(Extracted data entries)
···

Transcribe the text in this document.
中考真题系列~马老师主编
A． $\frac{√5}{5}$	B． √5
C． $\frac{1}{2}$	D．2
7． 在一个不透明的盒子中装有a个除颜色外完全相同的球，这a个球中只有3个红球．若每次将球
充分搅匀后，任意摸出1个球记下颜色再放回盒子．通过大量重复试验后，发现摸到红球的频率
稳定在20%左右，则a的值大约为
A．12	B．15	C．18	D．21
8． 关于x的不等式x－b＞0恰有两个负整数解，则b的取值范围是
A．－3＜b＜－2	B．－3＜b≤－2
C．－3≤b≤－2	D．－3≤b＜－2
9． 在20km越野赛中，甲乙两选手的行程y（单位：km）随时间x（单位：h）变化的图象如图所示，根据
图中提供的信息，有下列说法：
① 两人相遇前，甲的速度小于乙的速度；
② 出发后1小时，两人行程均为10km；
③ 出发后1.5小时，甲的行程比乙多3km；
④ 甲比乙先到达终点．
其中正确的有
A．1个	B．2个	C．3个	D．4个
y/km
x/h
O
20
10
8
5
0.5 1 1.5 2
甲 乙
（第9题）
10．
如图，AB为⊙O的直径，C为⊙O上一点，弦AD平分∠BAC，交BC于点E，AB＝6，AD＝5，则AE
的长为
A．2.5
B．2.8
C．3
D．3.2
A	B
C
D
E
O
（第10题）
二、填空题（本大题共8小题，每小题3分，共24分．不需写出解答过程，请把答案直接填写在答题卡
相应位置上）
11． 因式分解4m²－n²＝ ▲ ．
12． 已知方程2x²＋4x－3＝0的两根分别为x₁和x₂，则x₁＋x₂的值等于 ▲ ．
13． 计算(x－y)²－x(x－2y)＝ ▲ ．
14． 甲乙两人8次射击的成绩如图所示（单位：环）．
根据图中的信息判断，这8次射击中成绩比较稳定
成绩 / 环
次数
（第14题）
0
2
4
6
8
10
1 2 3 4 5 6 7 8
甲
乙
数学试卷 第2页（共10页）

···

Write out every record, exactly as written.

Exercise result:
Transcribe the text in this document.
中考真题系列~马老师主编
A． $\frac{√5}{5}$	B． √5
C． $\frac{1}{2}$	D．2
7． 在一个不透明的盒子中装有a个除颜色外完全相同的球，这a个球中只有3个红球．若每次将球
充分搅匀后，任意摸出1个球记下颜色再放回盒子．通过大量重复试验后，发现摸到红球的频率
稳定在20%左右，则a的值大约为
A．12	B．15	C．18	D．21
8． 关于x的不等式x－b＞0恰有两个负整数解，则b的取值范围是
A．－3＜b＜－2	B．－3＜b≤－2
C．－3≤b≤－2	D．－3≤b＜－2
9． 在20km越野赛中，甲乙两选手的行程y（单位：km）随时间x（单位：h）变化的图象如图所示，根据
图中提供的信息，有下列说法：
① 两人相遇前，甲的速度小于乙的速度；
② 出发后1小时，两人行程均为10km；
③ 出发后1.5小时，甲的行程比乙多3km；
④ 甲比乙先到达终点．
其中正确的有
A．1个	B．2个	C．3个	D．4个
y/km
x/h
O
20
10
8
5
0.5 1 1.5 2
甲 乙
（第9题）
10．
如图，AB为⊙O的直径，C为⊙O上一点，弦AD平分∠BAC，交BC于点E，AB＝6，AD＝5，则AE
的长为
A．2.5
B．2.8
C．3
D．3.2
A	B
C
D
E
O
（第10题）
二、填空题（本大题共8小题，每小题3分，共24分．不需写出解答过程，请把答案直接填写在答题卡
相应位置上）
11． 因式分解4m²－n²＝ ▲ ．
12． 已知方程2x²＋4x－3＝0的两根分别为x₁和x₂，则x₁＋x₂的值等于 ▲ ．
13． 计算(x－y)²－x(x－2y)＝ ▲ ．
14． 甲乙两人8次射击的成绩如图所示（单位：环）．
根据图中的信息判断，这8次射击中成绩比较稳定
成绩 / 环
次数
（第14题）
0
2
4
6
8
10
1 2 3 4 5 6 7 8
甲
乙
数学试卷 第2页（共10页）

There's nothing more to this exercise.